* start Data provided *

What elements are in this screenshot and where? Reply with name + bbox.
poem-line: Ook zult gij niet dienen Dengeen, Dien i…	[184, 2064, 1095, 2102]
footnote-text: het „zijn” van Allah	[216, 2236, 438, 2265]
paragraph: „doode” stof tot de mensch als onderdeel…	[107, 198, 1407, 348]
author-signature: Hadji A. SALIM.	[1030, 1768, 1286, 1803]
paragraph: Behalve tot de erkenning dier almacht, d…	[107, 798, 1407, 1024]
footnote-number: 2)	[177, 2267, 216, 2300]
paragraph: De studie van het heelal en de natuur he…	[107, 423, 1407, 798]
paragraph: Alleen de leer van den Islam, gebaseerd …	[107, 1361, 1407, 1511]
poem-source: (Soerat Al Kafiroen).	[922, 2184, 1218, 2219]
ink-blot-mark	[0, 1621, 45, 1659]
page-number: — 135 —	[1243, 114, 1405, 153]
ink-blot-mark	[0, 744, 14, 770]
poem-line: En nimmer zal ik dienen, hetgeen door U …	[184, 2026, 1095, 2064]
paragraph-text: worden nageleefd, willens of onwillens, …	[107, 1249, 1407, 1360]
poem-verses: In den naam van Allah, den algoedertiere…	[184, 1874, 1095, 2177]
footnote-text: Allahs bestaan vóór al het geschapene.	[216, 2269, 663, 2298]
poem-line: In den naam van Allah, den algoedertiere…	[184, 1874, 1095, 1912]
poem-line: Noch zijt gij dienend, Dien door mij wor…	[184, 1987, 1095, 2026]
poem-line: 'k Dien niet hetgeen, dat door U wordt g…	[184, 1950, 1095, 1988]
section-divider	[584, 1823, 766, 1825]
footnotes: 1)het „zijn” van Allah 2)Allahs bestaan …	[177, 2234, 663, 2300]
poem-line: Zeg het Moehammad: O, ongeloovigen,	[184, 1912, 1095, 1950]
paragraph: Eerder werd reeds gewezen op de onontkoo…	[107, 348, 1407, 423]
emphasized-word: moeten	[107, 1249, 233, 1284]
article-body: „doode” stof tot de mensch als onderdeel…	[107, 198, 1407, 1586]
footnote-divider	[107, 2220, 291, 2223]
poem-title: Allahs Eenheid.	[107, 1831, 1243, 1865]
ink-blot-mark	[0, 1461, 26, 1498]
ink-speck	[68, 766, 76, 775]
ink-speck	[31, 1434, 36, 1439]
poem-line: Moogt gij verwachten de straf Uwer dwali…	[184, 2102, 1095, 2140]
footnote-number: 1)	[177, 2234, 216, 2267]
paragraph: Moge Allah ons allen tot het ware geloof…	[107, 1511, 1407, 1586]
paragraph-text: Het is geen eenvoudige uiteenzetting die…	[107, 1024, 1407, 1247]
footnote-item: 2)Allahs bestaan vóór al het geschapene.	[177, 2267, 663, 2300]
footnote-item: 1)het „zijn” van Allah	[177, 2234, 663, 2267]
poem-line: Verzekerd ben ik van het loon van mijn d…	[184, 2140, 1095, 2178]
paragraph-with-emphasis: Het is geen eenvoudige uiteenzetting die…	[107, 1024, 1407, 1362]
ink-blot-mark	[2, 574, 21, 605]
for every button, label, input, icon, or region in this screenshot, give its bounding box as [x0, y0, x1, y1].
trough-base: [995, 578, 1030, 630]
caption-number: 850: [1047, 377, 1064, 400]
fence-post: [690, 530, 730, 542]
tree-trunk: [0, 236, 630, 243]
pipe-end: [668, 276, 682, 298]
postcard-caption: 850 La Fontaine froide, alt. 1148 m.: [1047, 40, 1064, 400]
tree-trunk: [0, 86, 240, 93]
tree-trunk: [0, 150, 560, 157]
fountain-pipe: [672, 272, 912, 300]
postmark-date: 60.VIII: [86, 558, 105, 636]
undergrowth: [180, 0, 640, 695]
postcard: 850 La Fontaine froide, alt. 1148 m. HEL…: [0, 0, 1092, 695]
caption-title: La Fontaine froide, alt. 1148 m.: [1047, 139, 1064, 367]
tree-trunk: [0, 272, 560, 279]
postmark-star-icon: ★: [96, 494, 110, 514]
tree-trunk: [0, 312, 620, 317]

* end Data provided *

▶ Exercise task
Give every line of the items above as a Markdown table with the columns Row and Line, numbering each row and leaving out any blank lines.

▶ Task solution
| Row | Line |
|---|---|
| 1 | What elements are in this screenshot and where? Reply with name + bbox. |
| 2 | poem-line: Ook zult gij niet dienen Dengeen, Dien i…	[184, 2064, 1095, 2102] |
| 3 | footnote-text: het „zijn” van Allah	[216, 2236, 438, 2265] |
| 4 | paragraph: „doode” stof tot de mensch als onderdeel…	[107, 198, 1407, 348] |
| 5 | author-signature: Hadji A. SALIM.	[1030, 1768, 1286, 1803] |
| 6 | paragraph: Behalve tot de erkenning dier almacht, d…	[107, 798, 1407, 1024] |
| 7 | footnote-number: 2)	[177, 2267, 216, 2300] |
| 8 | paragraph: De studie van het heelal en de natuur he…	[107, 423, 1407, 798] |
| 9 | paragraph: Alleen de leer van den Islam, gebaseerd …	[107, 1361, 1407, 1511] |
| 10 | poem-source: (Soerat Al Kafiroen).	[922, 2184, 1218, 2219] |
| 11 | ink-blot-mark	[0, 1621, 45, 1659] |
| 12 | page-number: — 135 —	[1243, 114, 1405, 153] |
| 13 | ink-blot-mark	[0, 744, 14, 770] |
| 14 | poem-line: En nimmer zal ik dienen, hetgeen door U …	[184, 2026, 1095, 2064] |
| 15 | paragraph-text: worden nageleefd, willens of onwillens, …	[107, 1249, 1407, 1360] |
| 16 | poem-verses: In den naam van Allah, den algoedertiere…	[184, 1874, 1095, 2177] |
| 17 | footnote-text: Allahs bestaan vóór al het geschapene.	[216, 2269, 663, 2298] |
| 18 | poem-line: In den naam van Allah, den algoedertiere…	[184, 1874, 1095, 1912] |
| 19 | poem-line: Noch zijt gij dienend, Dien door mij wor…	[184, 1987, 1095, 2026] |
| 20 | poem-line: 'k Dien niet hetgeen, dat door U wordt g…	[184, 1950, 1095, 1988] |
| 21 | section-divider	[584, 1823, 766, 1825] |
| 22 | footnotes: 1)het „zijn” van Allah 2)Allahs bestaan …	[177, 2234, 663, 2300] |
| 23 | poem-line: Zeg het Moehammad: O, ongeloovigen,	[184, 1912, 1095, 1950] |
| 24 | paragraph: Eerder werd reeds gewezen op de onontkoo…	[107, 348, 1407, 423] |
| 25 | emphasized-word: moeten	[107, 1249, 233, 1284] |
| 26 | article-body: „doode” stof tot de mensch als onderdeel…	[107, 198, 1407, 1586] |
| 27 | footnote-divider	[107, 2220, 291, 2223] |
| 28 | poem-title: Allahs Eenheid.	[107, 1831, 1243, 1865] |
| 29 | ink-blot-mark	[0, 1461, 26, 1498] |
| 30 | ink-speck	[68, 766, 76, 775] |
| 31 | ink-speck	[31, 1434, 36, 1439] |
| 32 | poem-line: Moogt gij verwachten de straf Uwer dwali…	[184, 2102, 1095, 2140] |
| 33 | footnote-number: 1)	[177, 2234, 216, 2267] |
| 34 | paragraph: Moge Allah ons allen tot het ware geloof…	[107, 1511, 1407, 1586] |
| 35 | paragraph-text: Het is geen eenvoudige uiteenzetting die…	[107, 1024, 1407, 1247] |
| 36 | footnote-item: 2)Allahs bestaan vóór al het geschapene.	[177, 2267, 663, 2300] |
| 37 | footnote-item: 1)het „zijn” van Allah	[177, 2234, 663, 2267] |
| 38 | poem-line: Verzekerd ben ik van het loon van mijn d…	[184, 2140, 1095, 2178] |
| 39 | paragraph-with-emphasis: Het is geen eenvoudige uiteenzetting die…	[107, 1024, 1407, 1362] |
| 40 | ink-blot-mark	[2, 574, 21, 605] |
| 41 | for every button, label, input, icon, or region in this screenshot, give its bounding box as [x0, y0, x1, y1]. |
| 42 | trough-base: [995, 578, 1030, 630] |
| 43 | caption-number: 850: [1047, 377, 1064, 400] |
| 44 | fence-post: [690, 530, 730, 542] |
| 45 | tree-trunk: [0, 236, 630, 243] |
| 46 | pipe-end: [668, 276, 682, 298] |
| 47 | postcard-caption: 850 La Fontaine froide, alt. 1148 m.: [1047, 40, 1064, 400] |
| 48 | tree-trunk: [0, 86, 240, 93] |
| 49 | tree-trunk: [0, 150, 560, 157] |
| 50 | fountain-pipe: [672, 272, 912, 300] |
| 51 | postmark-date: 60.VIII: [86, 558, 105, 636] |
| 52 | undergrowth: [180, 0, 640, 695] |
| 53 | postcard: 850 La Fontaine froide, alt. 1148 m. HEL…: [0, 0, 1092, 695] |
| 54 | caption-title: La Fontaine froide, alt. 1148 m.: [1047, 139, 1064, 367] |
| 55 | tree-trunk: [0, 272, 560, 279] |
| 56 | postmark-star-icon: ★: [96, 494, 110, 514] |
| 57 | tree-trunk: [0, 312, 620, 317] |